§ Aim
Quote the listing in full, exactly as given, minus any pictures.

— Begin Available records —

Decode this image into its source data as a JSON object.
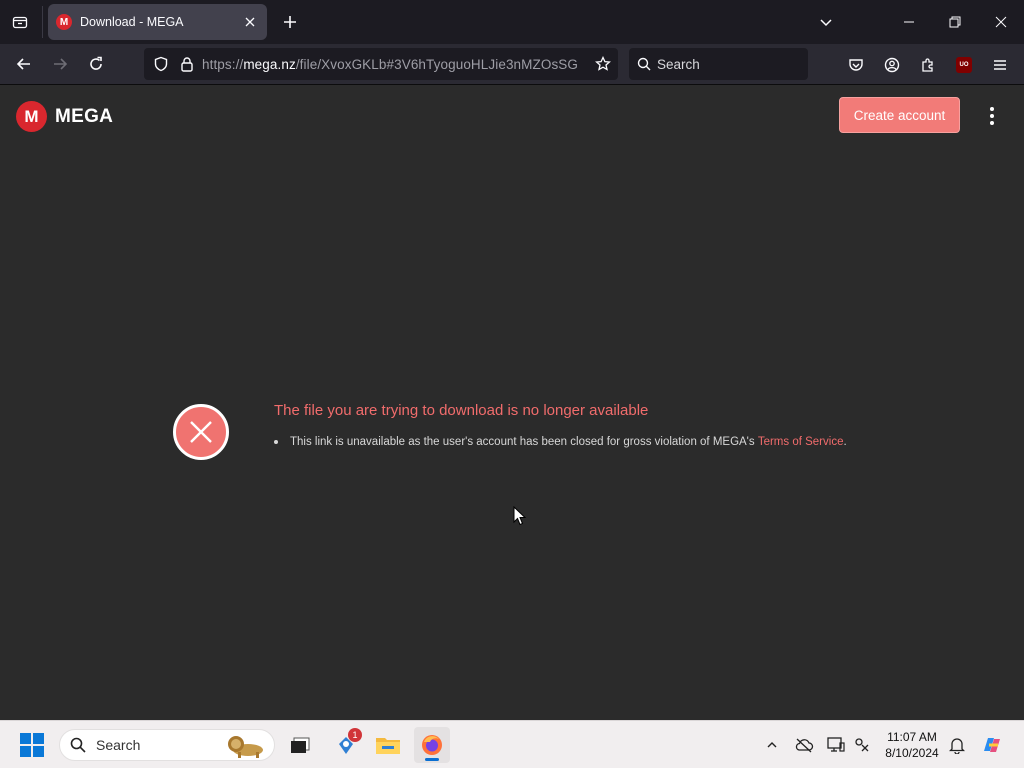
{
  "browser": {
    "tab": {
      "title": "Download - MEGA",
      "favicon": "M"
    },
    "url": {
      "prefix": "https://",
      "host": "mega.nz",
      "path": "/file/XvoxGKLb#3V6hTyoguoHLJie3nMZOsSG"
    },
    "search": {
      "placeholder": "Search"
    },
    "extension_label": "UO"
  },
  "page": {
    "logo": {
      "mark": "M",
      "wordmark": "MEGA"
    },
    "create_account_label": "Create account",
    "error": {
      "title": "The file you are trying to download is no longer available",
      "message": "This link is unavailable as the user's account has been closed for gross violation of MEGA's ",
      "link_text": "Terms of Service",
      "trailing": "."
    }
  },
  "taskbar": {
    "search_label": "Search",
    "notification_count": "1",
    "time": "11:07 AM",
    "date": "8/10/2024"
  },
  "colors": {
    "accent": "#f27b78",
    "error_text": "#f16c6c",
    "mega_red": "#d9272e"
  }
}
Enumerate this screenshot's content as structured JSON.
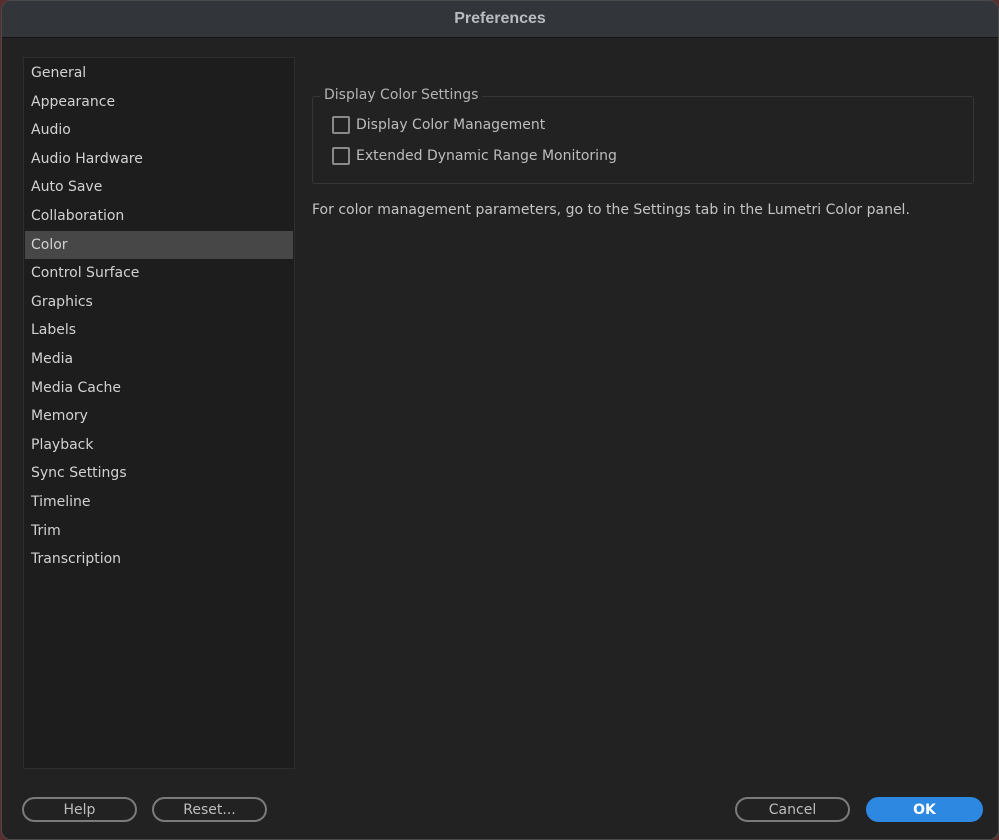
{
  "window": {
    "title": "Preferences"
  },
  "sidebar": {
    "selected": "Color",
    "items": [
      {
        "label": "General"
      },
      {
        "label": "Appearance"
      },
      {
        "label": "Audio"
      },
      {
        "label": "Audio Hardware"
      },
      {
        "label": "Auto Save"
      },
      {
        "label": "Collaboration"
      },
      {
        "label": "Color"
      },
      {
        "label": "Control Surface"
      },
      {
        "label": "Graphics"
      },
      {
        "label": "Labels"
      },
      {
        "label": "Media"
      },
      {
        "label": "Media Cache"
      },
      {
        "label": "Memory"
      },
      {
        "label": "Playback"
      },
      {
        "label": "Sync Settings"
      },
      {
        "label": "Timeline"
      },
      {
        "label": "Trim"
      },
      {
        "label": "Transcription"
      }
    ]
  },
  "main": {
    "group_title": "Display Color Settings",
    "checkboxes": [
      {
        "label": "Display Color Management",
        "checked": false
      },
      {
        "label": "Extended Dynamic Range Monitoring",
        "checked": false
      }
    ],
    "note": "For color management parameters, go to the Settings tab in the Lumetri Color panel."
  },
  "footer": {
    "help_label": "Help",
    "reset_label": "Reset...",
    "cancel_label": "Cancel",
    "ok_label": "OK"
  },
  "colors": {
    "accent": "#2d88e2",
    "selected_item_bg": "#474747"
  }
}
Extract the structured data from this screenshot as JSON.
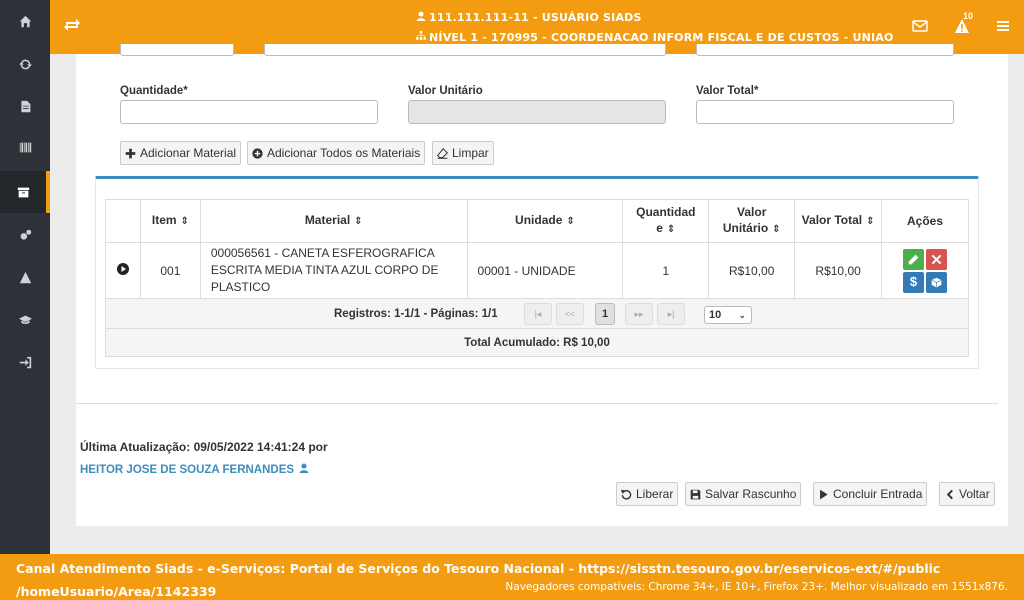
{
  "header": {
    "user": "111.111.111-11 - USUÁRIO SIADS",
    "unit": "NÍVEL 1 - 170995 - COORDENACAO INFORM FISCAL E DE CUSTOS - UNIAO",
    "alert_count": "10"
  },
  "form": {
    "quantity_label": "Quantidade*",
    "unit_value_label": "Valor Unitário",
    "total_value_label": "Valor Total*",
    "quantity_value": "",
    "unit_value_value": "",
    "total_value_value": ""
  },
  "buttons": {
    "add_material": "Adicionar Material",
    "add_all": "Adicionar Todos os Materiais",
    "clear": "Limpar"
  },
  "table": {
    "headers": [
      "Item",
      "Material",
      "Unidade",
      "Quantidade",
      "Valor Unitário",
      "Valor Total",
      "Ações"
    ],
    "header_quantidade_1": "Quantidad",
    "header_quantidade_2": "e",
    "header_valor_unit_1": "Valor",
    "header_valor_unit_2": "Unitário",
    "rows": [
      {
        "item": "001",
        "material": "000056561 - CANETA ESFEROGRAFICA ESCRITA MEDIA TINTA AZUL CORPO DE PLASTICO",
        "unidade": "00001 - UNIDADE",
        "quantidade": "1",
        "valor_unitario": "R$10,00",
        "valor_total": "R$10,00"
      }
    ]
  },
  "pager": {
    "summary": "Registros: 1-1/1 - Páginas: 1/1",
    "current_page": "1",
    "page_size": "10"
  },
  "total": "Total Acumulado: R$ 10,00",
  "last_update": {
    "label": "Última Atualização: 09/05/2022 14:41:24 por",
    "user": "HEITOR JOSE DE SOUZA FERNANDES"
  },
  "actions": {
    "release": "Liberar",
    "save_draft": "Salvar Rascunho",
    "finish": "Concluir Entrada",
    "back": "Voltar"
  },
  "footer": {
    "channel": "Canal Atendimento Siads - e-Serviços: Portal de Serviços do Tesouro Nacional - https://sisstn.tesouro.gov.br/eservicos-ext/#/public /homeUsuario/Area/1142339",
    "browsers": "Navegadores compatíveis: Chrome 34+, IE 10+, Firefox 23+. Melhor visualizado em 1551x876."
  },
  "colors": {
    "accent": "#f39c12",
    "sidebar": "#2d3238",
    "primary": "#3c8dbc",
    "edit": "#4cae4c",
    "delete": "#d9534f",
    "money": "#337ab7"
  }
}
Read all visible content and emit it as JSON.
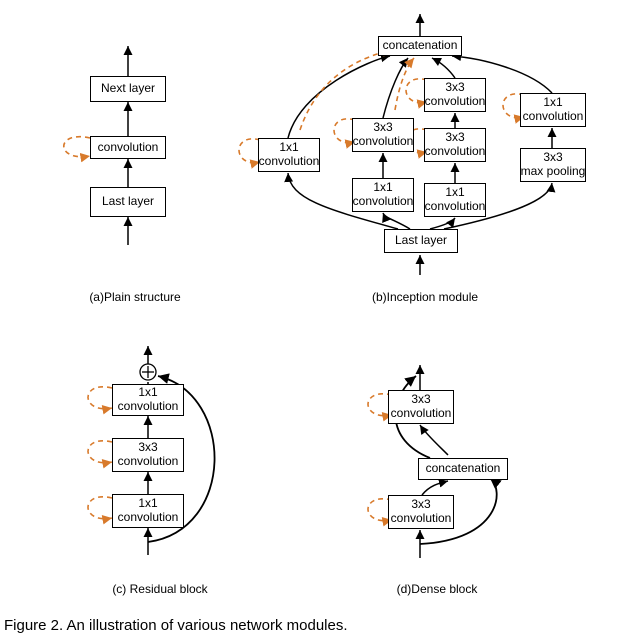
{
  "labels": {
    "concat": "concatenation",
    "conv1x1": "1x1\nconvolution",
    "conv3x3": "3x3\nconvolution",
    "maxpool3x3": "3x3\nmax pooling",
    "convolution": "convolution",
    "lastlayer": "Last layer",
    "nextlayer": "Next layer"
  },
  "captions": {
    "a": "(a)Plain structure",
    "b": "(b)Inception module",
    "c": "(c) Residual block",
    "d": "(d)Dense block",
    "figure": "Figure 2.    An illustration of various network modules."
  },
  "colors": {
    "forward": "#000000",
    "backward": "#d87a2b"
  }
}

— End Available records —

§ Solution to the exercise
Decode this image into its source data as a JSON object.
{
  "browser": {
    "tab": {
      "title": "Download - MEGA",
      "favicon": "M"
    },
    "url": {
      "prefix": "https://",
      "host": "mega.nz",
      "path": "/file/XvoxGKLb#3V6hTyoguoHLJie3nMZOsSG"
    },
    "search": {
      "placeholder": "Search"
    },
    "extension_label": "UO"
  },
  "page": {
    "logo": {
      "mark": "M",
      "wordmark": "MEGA"
    },
    "create_account_label": "Create account",
    "error": {
      "title": "The file you are trying to download is no longer available",
      "message": "This link is unavailable as the user's account has been closed for gross violation of MEGA's ",
      "link_text": "Terms of Service",
      "trailing": "."
    }
  },
  "taskbar": {
    "search_label": "Search",
    "notification_count": "1",
    "time": "11:07 AM",
    "date": "8/10/2024"
  },
  "colors": {
    "accent": "#f27b78",
    "error_text": "#f16c6c",
    "mega_red": "#d9272e"
  }
}
Enumerate this screenshot's content as structured JSON.
{
  "window": {
    "title": "Preferences"
  },
  "sidebar": {
    "selected": "Color",
    "items": [
      {
        "label": "General"
      },
      {
        "label": "Appearance"
      },
      {
        "label": "Audio"
      },
      {
        "label": "Audio Hardware"
      },
      {
        "label": "Auto Save"
      },
      {
        "label": "Collaboration"
      },
      {
        "label": "Color"
      },
      {
        "label": "Control Surface"
      },
      {
        "label": "Graphics"
      },
      {
        "label": "Labels"
      },
      {
        "label": "Media"
      },
      {
        "label": "Media Cache"
      },
      {
        "label": "Memory"
      },
      {
        "label": "Playback"
      },
      {
        "label": "Sync Settings"
      },
      {
        "label": "Timeline"
      },
      {
        "label": "Trim"
      },
      {
        "label": "Transcription"
      }
    ]
  },
  "main": {
    "group_title": "Display Color Settings",
    "checkboxes": [
      {
        "label": "Display Color Management",
        "checked": false
      },
      {
        "label": "Extended Dynamic Range Monitoring",
        "checked": false
      }
    ],
    "note": "For color management parameters, go to the Settings tab in the Lumetri Color panel."
  },
  "footer": {
    "help_label": "Help",
    "reset_label": "Reset...",
    "cancel_label": "Cancel",
    "ok_label": "OK"
  },
  "colors": {
    "accent": "#2d88e2",
    "selected_item_bg": "#474747"
  }
}
Extract the structured data from this screenshot as JSON.
{
  "header": {
    "user": "111.111.111-11 - USUÁRIO SIADS",
    "unit": "NÍVEL 1 - 170995 - COORDENACAO INFORM FISCAL E DE CUSTOS - UNIAO",
    "alert_count": "10"
  },
  "form": {
    "quantity_label": "Quantidade*",
    "unit_value_label": "Valor Unitário",
    "total_value_label": "Valor Total*",
    "quantity_value": "",
    "unit_value_value": "",
    "total_value_value": ""
  },
  "buttons": {
    "add_material": "Adicionar Material",
    "add_all": "Adicionar Todos os Materiais",
    "clear": "Limpar"
  },
  "table": {
    "headers": [
      "Item",
      "Material",
      "Unidade",
      "Quantidade",
      "Valor Unitário",
      "Valor Total",
      "Ações"
    ],
    "header_quantidade_1": "Quantidad",
    "header_quantidade_2": "e",
    "header_valor_unit_1": "Valor",
    "header_valor_unit_2": "Unitário",
    "rows": [
      {
        "item": "001",
        "material": "000056561 - CANETA ESFEROGRAFICA ESCRITA MEDIA TINTA AZUL CORPO DE PLASTICO",
        "unidade": "00001 - UNIDADE",
        "quantidade": "1",
        "valor_unitario": "R$10,00",
        "valor_total": "R$10,00"
      }
    ]
  },
  "pager": {
    "summary": "Registros: 1-1/1 - Páginas: 1/1",
    "current_page": "1",
    "page_size": "10"
  },
  "total": "Total Acumulado: R$ 10,00",
  "last_update": {
    "label": "Última Atualização: 09/05/2022 14:41:24 por",
    "user": "HEITOR JOSE DE SOUZA FERNANDES"
  },
  "actions": {
    "release": "Liberar",
    "save_draft": "Salvar Rascunho",
    "finish": "Concluir Entrada",
    "back": "Voltar"
  },
  "footer": {
    "channel": "Canal Atendimento Siads - e-Serviços: Portal de Serviços do Tesouro Nacional - https://sisstn.tesouro.gov.br/eservicos-ext/#/public /homeUsuario/Area/1142339",
    "browsers": "Navegadores compatíveis: Chrome 34+, IE 10+, Firefox 23+. Melhor visualizado em 1551x876."
  },
  "colors": {
    "accent": "#f39c12",
    "sidebar": "#2d3238",
    "primary": "#3c8dbc",
    "edit": "#4cae4c",
    "delete": "#d9534f",
    "money": "#337ab7"
  }
}
Read all visible content and emit it as JSON.
{
  "labels": {
    "concat": "concatenation",
    "conv1x1": "1x1\nconvolution",
    "conv3x3": "3x3\nconvolution",
    "maxpool3x3": "3x3\nmax pooling",
    "convolution": "convolution",
    "lastlayer": "Last layer",
    "nextlayer": "Next layer"
  },
  "captions": {
    "a": "(a)Plain structure",
    "b": "(b)Inception module",
    "c": "(c) Residual block",
    "d": "(d)Dense block",
    "figure": "Figure 2.    An illustration of various network modules."
  },
  "colors": {
    "forward": "#000000",
    "backward": "#d87a2b"
  }
}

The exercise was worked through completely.